>> start

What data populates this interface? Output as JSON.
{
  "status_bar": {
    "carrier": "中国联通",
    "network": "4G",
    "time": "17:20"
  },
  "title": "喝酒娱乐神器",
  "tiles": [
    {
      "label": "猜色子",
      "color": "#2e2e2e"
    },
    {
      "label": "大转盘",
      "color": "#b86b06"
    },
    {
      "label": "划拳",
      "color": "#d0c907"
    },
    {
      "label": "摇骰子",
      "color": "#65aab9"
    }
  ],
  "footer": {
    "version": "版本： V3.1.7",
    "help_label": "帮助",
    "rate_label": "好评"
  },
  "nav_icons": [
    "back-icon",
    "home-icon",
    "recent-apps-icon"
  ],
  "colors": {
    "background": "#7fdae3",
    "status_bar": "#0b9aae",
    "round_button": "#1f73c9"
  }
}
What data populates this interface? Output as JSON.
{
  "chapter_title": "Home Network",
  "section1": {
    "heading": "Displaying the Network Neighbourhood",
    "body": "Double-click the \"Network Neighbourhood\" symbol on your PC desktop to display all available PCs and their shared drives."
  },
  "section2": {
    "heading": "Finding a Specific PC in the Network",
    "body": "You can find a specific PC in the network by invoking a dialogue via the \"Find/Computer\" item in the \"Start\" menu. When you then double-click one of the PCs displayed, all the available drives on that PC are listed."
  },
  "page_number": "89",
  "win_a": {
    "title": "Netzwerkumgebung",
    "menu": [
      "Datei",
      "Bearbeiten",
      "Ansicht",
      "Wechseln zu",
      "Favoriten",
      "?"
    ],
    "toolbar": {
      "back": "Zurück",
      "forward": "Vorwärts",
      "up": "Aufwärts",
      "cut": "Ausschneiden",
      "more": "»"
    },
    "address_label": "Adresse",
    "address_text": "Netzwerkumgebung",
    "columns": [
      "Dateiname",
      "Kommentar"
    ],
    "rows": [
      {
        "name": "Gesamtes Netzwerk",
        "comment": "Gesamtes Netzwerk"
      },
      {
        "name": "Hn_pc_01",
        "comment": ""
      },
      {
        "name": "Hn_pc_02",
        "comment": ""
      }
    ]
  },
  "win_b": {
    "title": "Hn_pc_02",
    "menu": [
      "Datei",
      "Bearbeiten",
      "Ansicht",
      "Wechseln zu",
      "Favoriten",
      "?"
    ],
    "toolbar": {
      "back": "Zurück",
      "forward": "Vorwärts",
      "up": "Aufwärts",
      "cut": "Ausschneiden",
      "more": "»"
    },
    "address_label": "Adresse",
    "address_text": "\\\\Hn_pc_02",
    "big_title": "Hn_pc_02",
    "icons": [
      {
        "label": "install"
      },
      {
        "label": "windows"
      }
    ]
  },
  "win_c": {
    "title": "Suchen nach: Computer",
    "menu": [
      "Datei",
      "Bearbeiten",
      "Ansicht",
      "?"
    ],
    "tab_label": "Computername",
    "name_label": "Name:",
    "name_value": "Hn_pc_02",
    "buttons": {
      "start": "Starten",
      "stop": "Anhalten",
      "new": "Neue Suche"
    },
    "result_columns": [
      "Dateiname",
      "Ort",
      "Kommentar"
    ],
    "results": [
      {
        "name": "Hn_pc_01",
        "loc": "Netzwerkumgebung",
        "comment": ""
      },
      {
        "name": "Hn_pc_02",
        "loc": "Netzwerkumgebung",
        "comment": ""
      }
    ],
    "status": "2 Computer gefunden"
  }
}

>> end

> **Exercise goal**:
Copy every line exactly. Leave nothing out.

> **Written reply**:
What data populates this interface? Output as JSON.
{
  "status_bar": {
    "carrier": "中国联通",
    "network": "4G",
    "time": "17:20"
  },
  "title": "喝酒娱乐神器",
  "tiles": [
    {
      "label": "猜色子",
      "color": "#2e2e2e"
    },
    {
      "label": "大转盘",
      "color": "#b86b06"
    },
    {
      "label": "划拳",
      "color": "#d0c907"
    },
    {
      "label": "摇骰子",
      "color": "#65aab9"
    }
  ],
  "footer": {
    "version": "版本： V3.1.7",
    "help_label": "帮助",
    "rate_label": "好评"
  },
  "nav_icons": [
    "back-icon",
    "home-icon",
    "recent-apps-icon"
  ],
  "colors": {
    "background": "#7fdae3",
    "status_bar": "#0b9aae",
    "round_button": "#1f73c9"
  }
}
What data populates this interface? Output as JSON.
{
  "chapter_title": "Home Network",
  "section1": {
    "heading": "Displaying the Network Neighbourhood",
    "body": "Double-click the \"Network Neighbourhood\" symbol on your PC desktop to display all available PCs and their shared drives."
  },
  "section2": {
    "heading": "Finding a Specific PC in the Network",
    "body": "You can find a specific PC in the network by invoking a dialogue via the \"Find/Computer\" item in the \"Start\" menu. When you then double-click one of the PCs displayed, all the available drives on that PC are listed."
  },
  "page_number": "89",
  "win_a": {
    "title": "Netzwerkumgebung",
    "menu": [
      "Datei",
      "Bearbeiten",
      "Ansicht",
      "Wechseln zu",
      "Favoriten",
      "?"
    ],
    "toolbar": {
      "back": "Zurück",
      "forward": "Vorwärts",
      "up": "Aufwärts",
      "cut": "Ausschneiden",
      "more": "»"
    },
    "address_label": "Adresse",
    "address_text": "Netzwerkumgebung",
    "columns": [
      "Dateiname",
      "Kommentar"
    ],
    "rows": [
      {
        "name": "Gesamtes Netzwerk",
        "comment": "Gesamtes Netzwerk"
      },
      {
        "name": "Hn_pc_01",
        "comment": ""
      },
      {
        "name": "Hn_pc_02",
        "comment": ""
      }
    ]
  },
  "win_b": {
    "title": "Hn_pc_02",
    "menu": [
      "Datei",
      "Bearbeiten",
      "Ansicht",
      "Wechseln zu",
      "Favoriten",
      "?"
    ],
    "toolbar": {
      "back": "Zurück",
      "forward": "Vorwärts",
      "up": "Aufwärts",
      "cut": "Ausschneiden",
      "more": "»"
    },
    "address_label": "Adresse",
    "address_text": "\\\\Hn_pc_02",
    "big_title": "Hn_pc_02",
    "icons": [
      {
        "label": "install"
      },
      {
        "label": "windows"
      }
    ]
  },
  "win_c": {
    "title": "Suchen nach: Computer",
    "menu": [
      "Datei",
      "Bearbeiten",
      "Ansicht",
      "?"
    ],
    "tab_label": "Computername",
    "name_label": "Name:",
    "name_value": "Hn_pc_02",
    "buttons": {
      "start": "Starten",
      "stop": "Anhalten",
      "new": "Neue Suche"
    },
    "result_columns": [
      "Dateiname",
      "Ort",
      "Kommentar"
    ],
    "results": [
      {
        "name": "Hn_pc_01",
        "loc": "Netzwerkumgebung",
        "comment": ""
      },
      {
        "name": "Hn_pc_02",
        "loc": "Netzwerkumgebung",
        "comment": ""
      }
    ],
    "status": "2 Computer gefunden"
  }
}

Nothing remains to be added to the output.